■ **TO BE DONE**: Leave out the pictures and repeat every record exactly.
======== RECORDED DATA
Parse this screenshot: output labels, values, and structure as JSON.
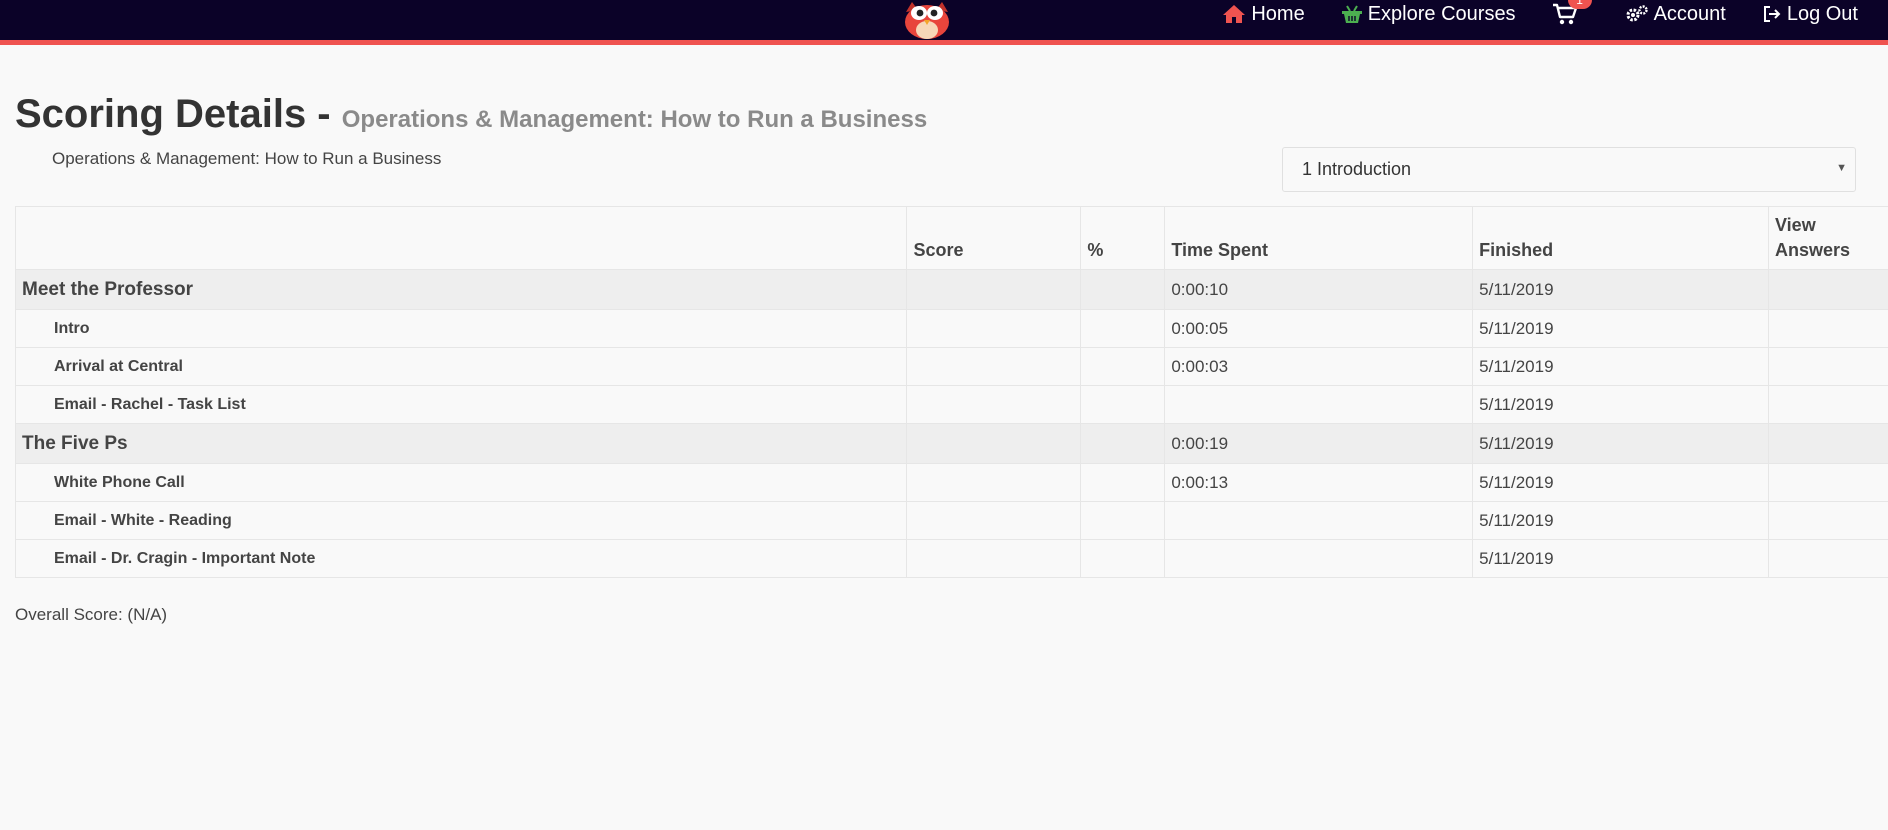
{
  "nav": {
    "items": [
      {
        "label": "Home",
        "icon": "home-icon",
        "color": "#ef5350"
      },
      {
        "label": "Explore Courses",
        "icon": "basket-icon",
        "color": "#4caf50"
      },
      {
        "label": "",
        "icon": "cart-icon",
        "color": "#ffffff",
        "badge": "1"
      },
      {
        "label": "Account",
        "icon": "gears-icon",
        "color": "#ffffff"
      },
      {
        "label": "Log Out",
        "icon": "logout-icon",
        "color": "#ffffff"
      }
    ]
  },
  "page": {
    "title": "Scoring Details -",
    "subtitle": "Operations & Management: How to Run a Business",
    "course_name": "Operations & Management: How to Run a Business",
    "section_select": "1 Introduction",
    "overall_score": "Overall Score: (N/A)"
  },
  "table": {
    "headers": [
      "",
      "Score",
      "%",
      "Time Spent",
      "Finished",
      "View Answers"
    ],
    "rows": [
      {
        "type": "group",
        "title": "Meet the Professor",
        "score": "",
        "pct": "",
        "time": "0:00:10",
        "finished": "5/11/2019",
        "view": ""
      },
      {
        "type": "item",
        "title": "Intro",
        "score": "",
        "pct": "",
        "time": "0:00:05",
        "finished": "5/11/2019",
        "view": ""
      },
      {
        "type": "item",
        "title": "Arrival at Central",
        "score": "",
        "pct": "",
        "time": "0:00:03",
        "finished": "5/11/2019",
        "view": ""
      },
      {
        "type": "item",
        "title": "Email - Rachel - Task List",
        "score": "",
        "pct": "",
        "time": "",
        "finished": "5/11/2019",
        "view": ""
      },
      {
        "type": "group",
        "title": "The Five Ps",
        "score": "",
        "pct": "",
        "time": "0:00:19",
        "finished": "5/11/2019",
        "view": ""
      },
      {
        "type": "item",
        "title": "White Phone Call",
        "score": "",
        "pct": "",
        "time": "0:00:13",
        "finished": "5/11/2019",
        "view": ""
      },
      {
        "type": "item",
        "title": "Email - White - Reading",
        "score": "",
        "pct": "",
        "time": "",
        "finished": "5/11/2019",
        "view": ""
      },
      {
        "type": "item",
        "title": "Email - Dr. Cragin - Important Note",
        "score": "",
        "pct": "",
        "time": "",
        "finished": "5/11/2019",
        "view": ""
      }
    ]
  },
  "colors": {
    "navbar": "#0b0228",
    "accent": "#ef5350",
    "group_row": "#eeeeee"
  }
}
================
■ **EXERCISE RESPONSE**:
Parse this screenshot: output labels, values, and structure as JSON.
{
  "nav": {
    "items": [
      {
        "label": "Home",
        "icon": "home-icon",
        "color": "#ef5350"
      },
      {
        "label": "Explore Courses",
        "icon": "basket-icon",
        "color": "#4caf50"
      },
      {
        "label": "",
        "icon": "cart-icon",
        "color": "#ffffff",
        "badge": "1"
      },
      {
        "label": "Account",
        "icon": "gears-icon",
        "color": "#ffffff"
      },
      {
        "label": "Log Out",
        "icon": "logout-icon",
        "color": "#ffffff"
      }
    ]
  },
  "page": {
    "title": "Scoring Details -",
    "subtitle": "Operations & Management: How to Run a Business",
    "course_name": "Operations & Management: How to Run a Business",
    "section_select": "1 Introduction",
    "overall_score": "Overall Score: (N/A)"
  },
  "table": {
    "headers": [
      "",
      "Score",
      "%",
      "Time Spent",
      "Finished",
      "View Answers"
    ],
    "rows": [
      {
        "type": "group",
        "title": "Meet the Professor",
        "score": "",
        "pct": "",
        "time": "0:00:10",
        "finished": "5/11/2019",
        "view": ""
      },
      {
        "type": "item",
        "title": "Intro",
        "score": "",
        "pct": "",
        "time": "0:00:05",
        "finished": "5/11/2019",
        "view": ""
      },
      {
        "type": "item",
        "title": "Arrival at Central",
        "score": "",
        "pct": "",
        "time": "0:00:03",
        "finished": "5/11/2019",
        "view": ""
      },
      {
        "type": "item",
        "title": "Email - Rachel - Task List",
        "score": "",
        "pct": "",
        "time": "",
        "finished": "5/11/2019",
        "view": ""
      },
      {
        "type": "group",
        "title": "The Five Ps",
        "score": "",
        "pct": "",
        "time": "0:00:19",
        "finished": "5/11/2019",
        "view": ""
      },
      {
        "type": "item",
        "title": "White Phone Call",
        "score": "",
        "pct": "",
        "time": "0:00:13",
        "finished": "5/11/2019",
        "view": ""
      },
      {
        "type": "item",
        "title": "Email - White - Reading",
        "score": "",
        "pct": "",
        "time": "",
        "finished": "5/11/2019",
        "view": ""
      },
      {
        "type": "item",
        "title": "Email - Dr. Cragin - Important Note",
        "score": "",
        "pct": "",
        "time": "",
        "finished": "5/11/2019",
        "view": ""
      }
    ]
  },
  "colors": {
    "navbar": "#0b0228",
    "accent": "#ef5350",
    "group_row": "#eeeeee"
  }
}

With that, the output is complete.